What is asked:
Pick out each line containing the string "Protocol".

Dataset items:

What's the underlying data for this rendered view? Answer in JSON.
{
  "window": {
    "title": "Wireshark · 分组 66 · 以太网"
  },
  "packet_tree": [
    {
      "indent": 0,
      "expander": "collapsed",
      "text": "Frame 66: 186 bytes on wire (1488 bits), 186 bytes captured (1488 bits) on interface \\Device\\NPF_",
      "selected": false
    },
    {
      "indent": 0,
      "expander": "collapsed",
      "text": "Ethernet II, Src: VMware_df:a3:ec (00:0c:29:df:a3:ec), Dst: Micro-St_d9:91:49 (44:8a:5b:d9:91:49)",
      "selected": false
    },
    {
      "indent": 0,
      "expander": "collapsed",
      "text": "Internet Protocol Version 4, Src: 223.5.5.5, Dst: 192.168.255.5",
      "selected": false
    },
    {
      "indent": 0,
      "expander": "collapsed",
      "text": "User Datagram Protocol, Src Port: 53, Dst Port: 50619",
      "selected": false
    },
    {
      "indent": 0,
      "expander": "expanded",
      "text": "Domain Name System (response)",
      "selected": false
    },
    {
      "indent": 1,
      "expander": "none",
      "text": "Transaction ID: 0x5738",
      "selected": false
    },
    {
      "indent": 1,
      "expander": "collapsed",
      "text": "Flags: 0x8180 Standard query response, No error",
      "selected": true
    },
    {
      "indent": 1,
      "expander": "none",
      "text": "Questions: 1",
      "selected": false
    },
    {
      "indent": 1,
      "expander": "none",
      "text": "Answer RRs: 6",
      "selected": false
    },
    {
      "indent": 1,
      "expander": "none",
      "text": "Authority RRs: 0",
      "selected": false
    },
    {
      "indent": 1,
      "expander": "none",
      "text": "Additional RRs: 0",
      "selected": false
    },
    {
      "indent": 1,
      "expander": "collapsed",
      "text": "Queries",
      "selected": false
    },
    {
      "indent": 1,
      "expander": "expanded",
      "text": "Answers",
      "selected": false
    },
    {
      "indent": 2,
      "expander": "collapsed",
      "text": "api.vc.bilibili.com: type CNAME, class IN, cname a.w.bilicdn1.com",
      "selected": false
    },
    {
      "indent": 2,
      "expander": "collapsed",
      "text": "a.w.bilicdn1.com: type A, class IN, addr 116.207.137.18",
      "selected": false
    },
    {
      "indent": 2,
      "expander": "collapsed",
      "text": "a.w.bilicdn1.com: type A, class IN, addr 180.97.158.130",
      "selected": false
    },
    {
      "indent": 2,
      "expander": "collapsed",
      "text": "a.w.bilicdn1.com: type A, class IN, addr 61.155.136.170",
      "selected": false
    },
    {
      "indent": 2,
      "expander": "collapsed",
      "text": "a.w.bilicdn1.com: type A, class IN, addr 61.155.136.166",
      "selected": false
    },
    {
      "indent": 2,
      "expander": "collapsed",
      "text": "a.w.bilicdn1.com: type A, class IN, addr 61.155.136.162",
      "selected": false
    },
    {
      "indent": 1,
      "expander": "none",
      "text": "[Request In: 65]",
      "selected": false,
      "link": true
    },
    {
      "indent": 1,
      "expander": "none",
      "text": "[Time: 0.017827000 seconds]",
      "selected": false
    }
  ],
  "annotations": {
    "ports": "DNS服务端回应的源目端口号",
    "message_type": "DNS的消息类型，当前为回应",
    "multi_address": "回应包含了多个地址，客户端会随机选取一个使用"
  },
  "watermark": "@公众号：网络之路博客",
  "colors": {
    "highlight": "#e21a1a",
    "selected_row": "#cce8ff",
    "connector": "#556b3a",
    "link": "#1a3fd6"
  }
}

Exercise solution:
      "text": "Internet Protocol Version 4, Src: 223.5.5.5, Dst: 192.168.255.5",
      "text": "User Datagram Protocol, Src Port: 53, Dst Port: 50619",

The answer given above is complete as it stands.